### [Source text]
=== Section Start ===

Latin America & Caribbean

Living with HIV in Bolivia

Waiting room at the only HIV/Aids clinic in La Paz
Image caption The number of people testing HIV-positive in Bolivia has been rising in recent years

In the waiting room at the HIV and Aids clinic in La Paz, Bolivia's main city, a morning soap opera plays on TV.

This is the only place in La Paz to get tested for the virus and where people living with HIV can see a doctor and receive medication.

By law, people who are HIV-positive are entitled to free antiretroviral drugs. This includes Lily, 49, who was diagnosed eight years ago.

"Today I am alive and feel better, thanks to the medication," she says.

"I can enjoy again being with my children and - more than anything - I have regained my self-esteem as a person and as a woman."

Lily is one of the 5,000 people (0.05% of the population) who, according to official figures, are HIV-positive in Bolivia, although some estimates put the number at double that.

The virus was first diagnosed here in 1984. None of the initial group to test positive is still alive. The longest survivor in Bolivia is Daniel Ruiz Diaz, who tested positive 20 years ago.

Scared to tell

Originally from Argentina, Mr Ruiz now works as an Aids activist and is the secretary of Bolivia's National Network of People Living with HIV and Aids.

Image caption Daniel Ruiz says being HIV-positive spurred him to help others

"I remember that 18 November very well," he says. "It was raining a lot. I opened the test results on the street, and I started crying, crying, crying - but not because I was afraid of death. My biggest fear was the pain I would cause to my mother."

Mr Ruiz told his brothers about his HIV status after a few months. They were supportive but he decided to wait to tell his mother.

"I made a kind of pact with myself, that if God gave me 10 more years I would tell her," he remembers.

Ten years went by, but just as he was going to tell her, his sister found out she was HIV-positive.

"My mother suffered and cried a lot," he says. "And when I saw that pain, I decided never to tell her."

Tears begin streaming down his face. "Ten more years have passed. The only family member who still does not know is my mother, because I do not want to hurt her."

Mother accused

The anguish of telling your parents you are HIV-positive can be hard to bear, but imagine being a teenager and hearing that from your mother.

=== Section End ===

Reproduce the article on living with HIV in Bolivia starting at "Living with HIV in" and ending at "and receive medication.", swapping every "soap opera" for "news program".

### [Data listing]
=== Section Start ===

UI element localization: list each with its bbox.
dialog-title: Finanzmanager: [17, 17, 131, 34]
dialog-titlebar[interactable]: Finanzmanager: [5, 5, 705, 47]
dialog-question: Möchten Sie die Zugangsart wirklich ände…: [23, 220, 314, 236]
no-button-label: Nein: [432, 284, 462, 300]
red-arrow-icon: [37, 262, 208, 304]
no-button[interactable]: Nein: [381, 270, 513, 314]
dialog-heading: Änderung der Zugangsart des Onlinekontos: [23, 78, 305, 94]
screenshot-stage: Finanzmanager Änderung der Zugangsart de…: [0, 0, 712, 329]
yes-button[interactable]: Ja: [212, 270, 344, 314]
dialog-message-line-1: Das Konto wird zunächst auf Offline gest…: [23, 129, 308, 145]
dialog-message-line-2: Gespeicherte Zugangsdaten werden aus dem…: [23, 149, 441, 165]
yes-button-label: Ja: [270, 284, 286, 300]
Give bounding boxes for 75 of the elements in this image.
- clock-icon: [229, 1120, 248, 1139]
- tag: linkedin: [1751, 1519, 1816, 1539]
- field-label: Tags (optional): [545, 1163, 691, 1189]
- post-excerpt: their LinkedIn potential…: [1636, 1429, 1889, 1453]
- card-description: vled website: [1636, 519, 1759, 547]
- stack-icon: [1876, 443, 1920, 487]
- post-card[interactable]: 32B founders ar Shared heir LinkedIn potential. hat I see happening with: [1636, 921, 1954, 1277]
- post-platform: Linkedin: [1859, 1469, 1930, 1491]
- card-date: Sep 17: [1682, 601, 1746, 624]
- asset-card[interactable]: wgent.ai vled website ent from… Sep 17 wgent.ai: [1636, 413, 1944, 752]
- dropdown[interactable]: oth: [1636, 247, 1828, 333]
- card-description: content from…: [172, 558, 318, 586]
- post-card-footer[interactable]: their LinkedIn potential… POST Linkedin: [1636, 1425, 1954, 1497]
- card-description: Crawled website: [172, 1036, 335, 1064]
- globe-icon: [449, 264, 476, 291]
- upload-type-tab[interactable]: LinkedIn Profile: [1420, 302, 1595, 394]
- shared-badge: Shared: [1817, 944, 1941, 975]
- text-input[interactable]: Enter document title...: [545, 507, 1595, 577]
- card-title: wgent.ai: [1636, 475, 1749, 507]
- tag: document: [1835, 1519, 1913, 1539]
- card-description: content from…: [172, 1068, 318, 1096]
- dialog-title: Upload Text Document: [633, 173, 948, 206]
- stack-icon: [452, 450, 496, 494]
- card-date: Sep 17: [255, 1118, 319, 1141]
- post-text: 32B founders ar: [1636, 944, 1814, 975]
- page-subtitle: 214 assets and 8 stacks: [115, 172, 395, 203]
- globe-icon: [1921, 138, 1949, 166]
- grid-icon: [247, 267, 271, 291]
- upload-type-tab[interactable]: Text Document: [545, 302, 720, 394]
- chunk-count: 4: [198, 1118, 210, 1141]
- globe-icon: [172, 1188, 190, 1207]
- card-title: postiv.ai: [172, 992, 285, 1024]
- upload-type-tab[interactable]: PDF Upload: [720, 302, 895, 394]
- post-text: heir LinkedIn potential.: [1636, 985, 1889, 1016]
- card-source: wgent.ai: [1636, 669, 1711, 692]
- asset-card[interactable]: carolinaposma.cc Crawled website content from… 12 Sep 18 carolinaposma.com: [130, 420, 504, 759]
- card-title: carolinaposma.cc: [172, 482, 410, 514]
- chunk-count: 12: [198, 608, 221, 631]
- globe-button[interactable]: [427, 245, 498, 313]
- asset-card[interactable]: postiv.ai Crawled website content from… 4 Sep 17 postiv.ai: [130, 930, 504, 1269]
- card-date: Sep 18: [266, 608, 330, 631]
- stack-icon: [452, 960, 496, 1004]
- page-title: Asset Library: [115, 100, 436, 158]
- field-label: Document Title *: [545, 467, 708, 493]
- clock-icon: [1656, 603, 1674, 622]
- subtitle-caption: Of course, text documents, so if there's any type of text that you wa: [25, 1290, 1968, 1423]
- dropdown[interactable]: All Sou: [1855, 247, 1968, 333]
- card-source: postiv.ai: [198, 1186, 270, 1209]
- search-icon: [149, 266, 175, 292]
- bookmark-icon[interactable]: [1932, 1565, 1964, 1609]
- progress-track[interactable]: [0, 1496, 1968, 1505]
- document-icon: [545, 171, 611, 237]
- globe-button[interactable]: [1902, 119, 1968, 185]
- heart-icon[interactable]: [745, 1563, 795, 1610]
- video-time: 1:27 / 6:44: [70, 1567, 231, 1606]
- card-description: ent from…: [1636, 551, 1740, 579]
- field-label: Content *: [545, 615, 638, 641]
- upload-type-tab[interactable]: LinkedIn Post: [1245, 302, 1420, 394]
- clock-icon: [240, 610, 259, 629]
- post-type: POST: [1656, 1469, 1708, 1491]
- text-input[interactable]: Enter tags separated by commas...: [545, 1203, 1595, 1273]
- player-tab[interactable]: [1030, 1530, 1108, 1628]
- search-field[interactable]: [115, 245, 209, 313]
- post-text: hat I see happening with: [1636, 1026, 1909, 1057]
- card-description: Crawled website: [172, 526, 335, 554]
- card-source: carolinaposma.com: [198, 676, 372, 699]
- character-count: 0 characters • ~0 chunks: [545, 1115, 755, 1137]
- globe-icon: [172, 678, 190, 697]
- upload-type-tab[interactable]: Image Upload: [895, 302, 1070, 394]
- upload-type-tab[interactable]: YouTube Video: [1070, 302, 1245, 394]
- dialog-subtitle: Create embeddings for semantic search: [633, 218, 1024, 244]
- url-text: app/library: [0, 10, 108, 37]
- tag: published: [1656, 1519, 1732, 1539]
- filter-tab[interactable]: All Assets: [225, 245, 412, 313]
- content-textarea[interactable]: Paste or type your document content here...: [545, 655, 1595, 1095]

=== Section End ===

### [Solution to this problem]
Living with HIV in Bolivia

Waiting room at the only HIV/Aids clinic in La Paz
Image caption The number of people testing HIV-positive in Bolivia has been rising in recent years

In the waiting room at the HIV and Aids clinic in La Paz, Bolivia's main city, a morning news program plays on TV.

This is the only place in La Paz to get tested for the virus and where people living with HIV can see a doctor and receive medication.